According to the source text on RAPTOR, what kind of data are the GANs trained on?

SOURCE TEXT =
++++++++

Rapid prediction of organisation in engineered corneal, glial and fibroblast tissues using machine learning and biophysical models

TL;DR

This paper introduces RAPTOR, a machine learning method using GANs trained on biophysical simulations to rapidly predict tissue organization in engineered corneal, glial, and fibroblast tissues, aiding tissue design.

Contribution

The paper presents RAPTOR, a novel GAN-based approach trained on biophysical model data for fast, accurate prediction of tissue organization in tissue engineering applications.

Findings

RAPTOR accurately predicts tissue organization with good agreement to experimental data.

The method significantly reduces prediction time compared to traditional simulations.

It can estimate tissue properties like cell density and tension effectively.

++++++++

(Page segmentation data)
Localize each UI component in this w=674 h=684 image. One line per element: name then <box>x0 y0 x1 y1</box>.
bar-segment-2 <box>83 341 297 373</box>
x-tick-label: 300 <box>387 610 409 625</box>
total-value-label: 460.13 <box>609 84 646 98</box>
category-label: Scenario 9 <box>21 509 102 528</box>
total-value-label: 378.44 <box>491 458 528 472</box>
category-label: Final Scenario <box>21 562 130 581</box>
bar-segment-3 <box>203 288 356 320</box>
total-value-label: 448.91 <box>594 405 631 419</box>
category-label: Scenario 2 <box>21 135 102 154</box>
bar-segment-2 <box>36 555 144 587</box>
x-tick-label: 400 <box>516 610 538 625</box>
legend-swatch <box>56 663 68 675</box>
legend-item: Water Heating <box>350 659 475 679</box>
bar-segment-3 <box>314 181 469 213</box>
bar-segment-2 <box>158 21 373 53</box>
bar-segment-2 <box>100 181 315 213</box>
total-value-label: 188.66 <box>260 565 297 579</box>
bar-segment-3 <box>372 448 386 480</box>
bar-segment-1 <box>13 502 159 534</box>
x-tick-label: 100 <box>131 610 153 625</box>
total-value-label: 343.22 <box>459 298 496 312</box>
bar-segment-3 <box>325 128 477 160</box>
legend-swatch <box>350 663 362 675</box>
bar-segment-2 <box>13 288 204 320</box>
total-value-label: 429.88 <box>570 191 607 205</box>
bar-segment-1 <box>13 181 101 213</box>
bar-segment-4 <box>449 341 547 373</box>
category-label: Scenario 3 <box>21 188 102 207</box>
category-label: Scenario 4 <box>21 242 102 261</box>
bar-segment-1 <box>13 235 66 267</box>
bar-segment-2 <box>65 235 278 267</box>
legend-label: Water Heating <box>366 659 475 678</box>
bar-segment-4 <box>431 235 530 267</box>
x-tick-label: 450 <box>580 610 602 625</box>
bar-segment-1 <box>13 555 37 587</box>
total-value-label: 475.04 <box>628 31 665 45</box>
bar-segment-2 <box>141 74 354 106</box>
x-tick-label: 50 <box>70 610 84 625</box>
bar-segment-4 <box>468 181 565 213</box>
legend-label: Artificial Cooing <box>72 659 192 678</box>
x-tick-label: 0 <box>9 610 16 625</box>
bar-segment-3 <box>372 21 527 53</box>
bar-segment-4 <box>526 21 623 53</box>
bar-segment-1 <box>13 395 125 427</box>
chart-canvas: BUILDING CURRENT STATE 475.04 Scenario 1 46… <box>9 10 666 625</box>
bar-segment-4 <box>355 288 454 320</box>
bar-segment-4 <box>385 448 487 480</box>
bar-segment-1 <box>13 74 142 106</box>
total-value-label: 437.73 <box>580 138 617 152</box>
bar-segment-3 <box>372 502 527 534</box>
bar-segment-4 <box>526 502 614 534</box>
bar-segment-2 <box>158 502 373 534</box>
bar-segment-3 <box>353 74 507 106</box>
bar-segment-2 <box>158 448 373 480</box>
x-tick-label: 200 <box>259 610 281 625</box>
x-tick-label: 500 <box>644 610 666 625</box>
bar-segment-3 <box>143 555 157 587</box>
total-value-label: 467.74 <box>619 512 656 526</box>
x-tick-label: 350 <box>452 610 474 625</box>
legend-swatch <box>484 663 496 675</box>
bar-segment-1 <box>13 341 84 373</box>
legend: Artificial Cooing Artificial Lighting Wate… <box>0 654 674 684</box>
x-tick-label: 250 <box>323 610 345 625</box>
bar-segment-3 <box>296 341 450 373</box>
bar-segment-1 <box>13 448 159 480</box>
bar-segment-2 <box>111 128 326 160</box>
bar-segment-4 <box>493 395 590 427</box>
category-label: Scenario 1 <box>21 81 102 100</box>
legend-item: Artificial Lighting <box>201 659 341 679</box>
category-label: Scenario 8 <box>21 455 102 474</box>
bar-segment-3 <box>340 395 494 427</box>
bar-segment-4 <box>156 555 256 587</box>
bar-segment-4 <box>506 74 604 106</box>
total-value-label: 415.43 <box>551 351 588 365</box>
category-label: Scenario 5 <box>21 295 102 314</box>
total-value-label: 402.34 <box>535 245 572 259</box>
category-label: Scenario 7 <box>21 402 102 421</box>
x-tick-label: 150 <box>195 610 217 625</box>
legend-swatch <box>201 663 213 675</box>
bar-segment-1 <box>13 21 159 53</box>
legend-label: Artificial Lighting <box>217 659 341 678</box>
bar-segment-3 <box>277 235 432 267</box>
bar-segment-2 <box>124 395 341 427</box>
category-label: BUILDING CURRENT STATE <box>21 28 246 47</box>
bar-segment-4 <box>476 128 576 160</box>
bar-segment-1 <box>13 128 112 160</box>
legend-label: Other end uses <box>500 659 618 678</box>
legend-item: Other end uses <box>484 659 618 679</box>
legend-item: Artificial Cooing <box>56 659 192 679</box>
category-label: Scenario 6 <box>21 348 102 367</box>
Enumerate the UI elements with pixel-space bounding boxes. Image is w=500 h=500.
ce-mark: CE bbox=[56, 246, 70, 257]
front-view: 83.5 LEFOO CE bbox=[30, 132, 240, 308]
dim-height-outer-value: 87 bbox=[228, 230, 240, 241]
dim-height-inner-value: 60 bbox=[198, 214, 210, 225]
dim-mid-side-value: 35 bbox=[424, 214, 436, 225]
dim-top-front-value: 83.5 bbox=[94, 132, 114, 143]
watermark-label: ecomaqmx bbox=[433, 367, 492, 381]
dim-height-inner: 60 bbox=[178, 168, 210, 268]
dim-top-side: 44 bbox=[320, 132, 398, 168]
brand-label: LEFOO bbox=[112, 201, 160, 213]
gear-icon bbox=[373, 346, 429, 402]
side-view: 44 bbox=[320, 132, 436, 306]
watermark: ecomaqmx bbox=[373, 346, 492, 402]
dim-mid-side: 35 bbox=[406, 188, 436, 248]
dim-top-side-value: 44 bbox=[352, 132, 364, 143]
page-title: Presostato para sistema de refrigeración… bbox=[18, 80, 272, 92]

++++++++

REPLY TO THE EXERCISE = They are trained on data from biophysical simulations (biophysical models).